**Directions:**
Pick out each line in these entries that contains the string "Brighton".

Some records
-*-*-

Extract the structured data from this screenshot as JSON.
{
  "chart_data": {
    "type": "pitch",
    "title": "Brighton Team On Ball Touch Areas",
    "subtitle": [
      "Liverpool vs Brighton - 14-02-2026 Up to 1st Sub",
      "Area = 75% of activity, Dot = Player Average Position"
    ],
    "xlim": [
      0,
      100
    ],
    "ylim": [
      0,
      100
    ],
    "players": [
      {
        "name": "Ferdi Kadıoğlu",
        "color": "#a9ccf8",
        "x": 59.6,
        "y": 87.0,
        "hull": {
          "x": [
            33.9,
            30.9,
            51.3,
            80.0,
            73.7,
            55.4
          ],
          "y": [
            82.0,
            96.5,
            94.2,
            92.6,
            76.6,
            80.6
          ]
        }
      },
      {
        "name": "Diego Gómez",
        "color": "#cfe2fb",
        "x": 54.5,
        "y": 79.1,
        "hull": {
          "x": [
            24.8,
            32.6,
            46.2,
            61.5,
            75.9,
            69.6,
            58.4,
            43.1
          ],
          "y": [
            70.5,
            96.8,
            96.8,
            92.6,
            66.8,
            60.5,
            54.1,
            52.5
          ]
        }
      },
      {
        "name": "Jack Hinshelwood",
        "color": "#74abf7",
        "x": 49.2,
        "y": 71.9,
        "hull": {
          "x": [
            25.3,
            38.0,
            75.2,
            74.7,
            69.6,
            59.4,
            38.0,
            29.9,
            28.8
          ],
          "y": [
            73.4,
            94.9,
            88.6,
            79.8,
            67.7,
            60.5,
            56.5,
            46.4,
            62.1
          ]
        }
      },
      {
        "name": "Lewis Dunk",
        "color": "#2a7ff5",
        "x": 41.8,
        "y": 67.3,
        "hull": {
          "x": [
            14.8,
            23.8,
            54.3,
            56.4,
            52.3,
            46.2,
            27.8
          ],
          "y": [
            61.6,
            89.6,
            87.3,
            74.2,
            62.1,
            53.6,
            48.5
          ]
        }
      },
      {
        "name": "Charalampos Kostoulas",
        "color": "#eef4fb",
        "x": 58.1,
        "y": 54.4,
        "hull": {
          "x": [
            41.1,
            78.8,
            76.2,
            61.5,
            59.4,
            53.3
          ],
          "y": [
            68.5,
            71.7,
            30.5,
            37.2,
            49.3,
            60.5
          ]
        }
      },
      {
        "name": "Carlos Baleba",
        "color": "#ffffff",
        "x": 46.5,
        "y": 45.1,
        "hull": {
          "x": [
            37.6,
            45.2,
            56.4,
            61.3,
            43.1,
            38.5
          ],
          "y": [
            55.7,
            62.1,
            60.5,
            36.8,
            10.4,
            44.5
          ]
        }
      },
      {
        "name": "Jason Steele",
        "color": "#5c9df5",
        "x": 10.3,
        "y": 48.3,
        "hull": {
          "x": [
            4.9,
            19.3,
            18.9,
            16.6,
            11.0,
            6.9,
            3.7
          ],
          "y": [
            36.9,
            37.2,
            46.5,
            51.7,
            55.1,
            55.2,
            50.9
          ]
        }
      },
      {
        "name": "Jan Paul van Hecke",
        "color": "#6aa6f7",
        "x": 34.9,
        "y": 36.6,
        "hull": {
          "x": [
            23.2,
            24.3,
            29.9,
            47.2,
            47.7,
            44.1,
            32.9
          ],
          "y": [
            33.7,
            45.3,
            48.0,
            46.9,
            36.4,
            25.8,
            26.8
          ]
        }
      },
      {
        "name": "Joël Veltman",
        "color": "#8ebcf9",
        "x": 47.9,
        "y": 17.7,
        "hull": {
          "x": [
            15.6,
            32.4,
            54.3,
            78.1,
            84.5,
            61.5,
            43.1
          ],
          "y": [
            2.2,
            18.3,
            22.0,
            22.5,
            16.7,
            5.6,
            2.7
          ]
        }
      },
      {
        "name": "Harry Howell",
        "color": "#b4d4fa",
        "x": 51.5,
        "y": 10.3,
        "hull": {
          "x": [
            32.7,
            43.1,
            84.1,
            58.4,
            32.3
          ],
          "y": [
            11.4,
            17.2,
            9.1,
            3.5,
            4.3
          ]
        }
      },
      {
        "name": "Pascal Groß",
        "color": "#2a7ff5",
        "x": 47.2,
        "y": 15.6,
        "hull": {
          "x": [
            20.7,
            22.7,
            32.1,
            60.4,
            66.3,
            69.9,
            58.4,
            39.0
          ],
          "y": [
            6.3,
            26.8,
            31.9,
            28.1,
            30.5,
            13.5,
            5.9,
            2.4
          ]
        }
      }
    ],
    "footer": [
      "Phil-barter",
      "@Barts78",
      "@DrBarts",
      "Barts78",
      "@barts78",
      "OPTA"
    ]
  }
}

-*-*-

**Output below:**
    "title": "Brighton Team On Ball Touch Areas",
      "Liverpool vs Brighton - 14-02-2026 Up to 1st Sub",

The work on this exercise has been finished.